▶ **Goal**
Using the listing below, please gather every line containing the word "JSON".

[Stored entries]
• • • •
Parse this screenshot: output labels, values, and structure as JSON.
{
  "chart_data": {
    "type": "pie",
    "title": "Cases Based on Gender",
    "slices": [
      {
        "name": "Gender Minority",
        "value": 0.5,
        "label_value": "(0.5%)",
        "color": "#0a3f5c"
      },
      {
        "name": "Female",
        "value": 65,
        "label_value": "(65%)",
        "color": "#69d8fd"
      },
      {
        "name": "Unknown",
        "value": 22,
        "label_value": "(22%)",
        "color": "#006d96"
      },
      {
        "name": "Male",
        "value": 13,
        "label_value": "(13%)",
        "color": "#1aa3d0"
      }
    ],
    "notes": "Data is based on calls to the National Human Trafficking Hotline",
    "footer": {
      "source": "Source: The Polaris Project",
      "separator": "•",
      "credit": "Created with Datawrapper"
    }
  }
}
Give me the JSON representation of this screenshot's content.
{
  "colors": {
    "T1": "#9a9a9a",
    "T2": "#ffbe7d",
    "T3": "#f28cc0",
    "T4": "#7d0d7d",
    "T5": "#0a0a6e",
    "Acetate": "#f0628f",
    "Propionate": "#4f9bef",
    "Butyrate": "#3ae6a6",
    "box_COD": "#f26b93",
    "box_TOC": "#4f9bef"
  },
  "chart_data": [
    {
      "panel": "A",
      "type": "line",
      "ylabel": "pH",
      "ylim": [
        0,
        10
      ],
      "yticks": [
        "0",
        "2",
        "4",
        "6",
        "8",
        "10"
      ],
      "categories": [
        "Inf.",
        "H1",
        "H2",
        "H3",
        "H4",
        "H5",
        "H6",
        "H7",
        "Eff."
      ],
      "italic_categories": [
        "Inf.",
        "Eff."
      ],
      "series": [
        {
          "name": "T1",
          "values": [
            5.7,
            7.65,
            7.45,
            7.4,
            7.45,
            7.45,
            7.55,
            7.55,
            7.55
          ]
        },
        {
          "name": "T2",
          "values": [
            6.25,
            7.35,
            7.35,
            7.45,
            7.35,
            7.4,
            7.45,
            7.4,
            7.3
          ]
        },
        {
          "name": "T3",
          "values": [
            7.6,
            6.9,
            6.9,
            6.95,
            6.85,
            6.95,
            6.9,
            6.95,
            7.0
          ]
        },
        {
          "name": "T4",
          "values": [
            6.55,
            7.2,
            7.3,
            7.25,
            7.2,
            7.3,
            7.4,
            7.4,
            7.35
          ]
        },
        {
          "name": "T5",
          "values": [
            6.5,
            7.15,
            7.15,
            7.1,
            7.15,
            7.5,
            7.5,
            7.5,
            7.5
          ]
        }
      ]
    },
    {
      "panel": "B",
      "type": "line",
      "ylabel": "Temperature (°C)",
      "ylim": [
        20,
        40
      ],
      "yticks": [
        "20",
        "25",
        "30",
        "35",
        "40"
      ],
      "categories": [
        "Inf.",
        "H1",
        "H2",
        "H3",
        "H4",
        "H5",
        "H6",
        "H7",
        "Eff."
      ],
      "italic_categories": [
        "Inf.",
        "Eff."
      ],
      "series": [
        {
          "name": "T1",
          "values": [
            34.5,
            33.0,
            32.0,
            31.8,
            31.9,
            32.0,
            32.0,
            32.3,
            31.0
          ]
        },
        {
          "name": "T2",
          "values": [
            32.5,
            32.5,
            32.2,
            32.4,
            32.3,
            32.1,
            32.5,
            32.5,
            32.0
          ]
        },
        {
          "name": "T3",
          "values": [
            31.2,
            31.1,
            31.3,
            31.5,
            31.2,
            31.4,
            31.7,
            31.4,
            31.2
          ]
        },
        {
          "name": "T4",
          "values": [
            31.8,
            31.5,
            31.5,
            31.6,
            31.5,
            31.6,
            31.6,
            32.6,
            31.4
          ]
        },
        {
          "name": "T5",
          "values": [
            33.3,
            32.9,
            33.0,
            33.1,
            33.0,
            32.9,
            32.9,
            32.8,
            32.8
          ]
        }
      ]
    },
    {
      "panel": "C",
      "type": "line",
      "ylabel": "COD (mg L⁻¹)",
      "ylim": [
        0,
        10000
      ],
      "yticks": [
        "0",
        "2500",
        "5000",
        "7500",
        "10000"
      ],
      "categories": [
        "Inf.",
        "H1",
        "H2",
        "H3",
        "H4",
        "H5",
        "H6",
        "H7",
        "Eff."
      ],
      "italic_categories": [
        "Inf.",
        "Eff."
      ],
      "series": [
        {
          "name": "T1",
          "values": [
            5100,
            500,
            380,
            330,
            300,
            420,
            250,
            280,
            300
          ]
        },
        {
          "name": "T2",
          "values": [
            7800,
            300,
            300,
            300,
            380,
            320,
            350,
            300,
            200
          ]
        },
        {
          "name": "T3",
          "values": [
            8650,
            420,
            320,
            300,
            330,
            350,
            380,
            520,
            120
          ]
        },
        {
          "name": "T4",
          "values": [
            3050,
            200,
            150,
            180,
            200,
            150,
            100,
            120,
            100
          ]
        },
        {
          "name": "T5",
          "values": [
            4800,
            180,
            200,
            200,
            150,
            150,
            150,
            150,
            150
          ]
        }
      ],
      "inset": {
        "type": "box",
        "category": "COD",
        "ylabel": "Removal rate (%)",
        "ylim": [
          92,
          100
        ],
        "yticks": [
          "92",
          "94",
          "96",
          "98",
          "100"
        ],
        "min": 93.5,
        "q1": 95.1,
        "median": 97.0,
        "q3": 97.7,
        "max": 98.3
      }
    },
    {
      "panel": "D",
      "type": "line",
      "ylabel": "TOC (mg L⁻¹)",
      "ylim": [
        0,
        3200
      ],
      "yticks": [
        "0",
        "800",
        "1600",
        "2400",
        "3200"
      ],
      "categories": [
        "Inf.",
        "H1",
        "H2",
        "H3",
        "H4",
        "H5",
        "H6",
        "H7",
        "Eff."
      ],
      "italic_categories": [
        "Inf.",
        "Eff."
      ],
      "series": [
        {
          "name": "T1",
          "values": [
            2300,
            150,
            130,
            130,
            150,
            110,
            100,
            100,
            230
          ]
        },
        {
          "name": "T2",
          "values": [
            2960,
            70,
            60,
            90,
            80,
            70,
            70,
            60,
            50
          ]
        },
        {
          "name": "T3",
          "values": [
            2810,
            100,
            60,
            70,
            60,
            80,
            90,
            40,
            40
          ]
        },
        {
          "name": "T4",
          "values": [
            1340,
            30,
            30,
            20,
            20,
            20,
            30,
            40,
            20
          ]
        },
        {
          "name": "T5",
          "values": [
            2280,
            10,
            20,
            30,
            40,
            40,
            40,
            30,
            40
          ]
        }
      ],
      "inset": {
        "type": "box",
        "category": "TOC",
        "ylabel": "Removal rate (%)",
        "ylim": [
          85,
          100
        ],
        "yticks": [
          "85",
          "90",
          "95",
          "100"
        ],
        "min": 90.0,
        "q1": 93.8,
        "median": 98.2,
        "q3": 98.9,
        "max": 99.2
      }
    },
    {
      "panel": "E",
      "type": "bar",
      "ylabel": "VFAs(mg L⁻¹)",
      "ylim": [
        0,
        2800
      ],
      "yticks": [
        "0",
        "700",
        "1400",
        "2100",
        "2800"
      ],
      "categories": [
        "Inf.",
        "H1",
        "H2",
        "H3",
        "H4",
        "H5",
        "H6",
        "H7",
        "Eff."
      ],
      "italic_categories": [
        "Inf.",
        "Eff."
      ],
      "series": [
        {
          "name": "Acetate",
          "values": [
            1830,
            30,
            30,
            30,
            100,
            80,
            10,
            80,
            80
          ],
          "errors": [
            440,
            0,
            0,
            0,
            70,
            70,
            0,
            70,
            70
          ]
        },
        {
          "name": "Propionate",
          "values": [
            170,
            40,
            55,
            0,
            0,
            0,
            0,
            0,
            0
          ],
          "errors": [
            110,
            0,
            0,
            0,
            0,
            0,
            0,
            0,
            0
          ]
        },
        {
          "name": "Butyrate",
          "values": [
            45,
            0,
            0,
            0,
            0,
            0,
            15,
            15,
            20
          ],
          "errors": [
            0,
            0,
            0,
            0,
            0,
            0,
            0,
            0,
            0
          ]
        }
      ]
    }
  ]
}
• • • •
▶ **Answer for this exercise**
Parse this screenshot: output labels, values, and structure as JSON.
Give me the JSON representation of this screenshot's content.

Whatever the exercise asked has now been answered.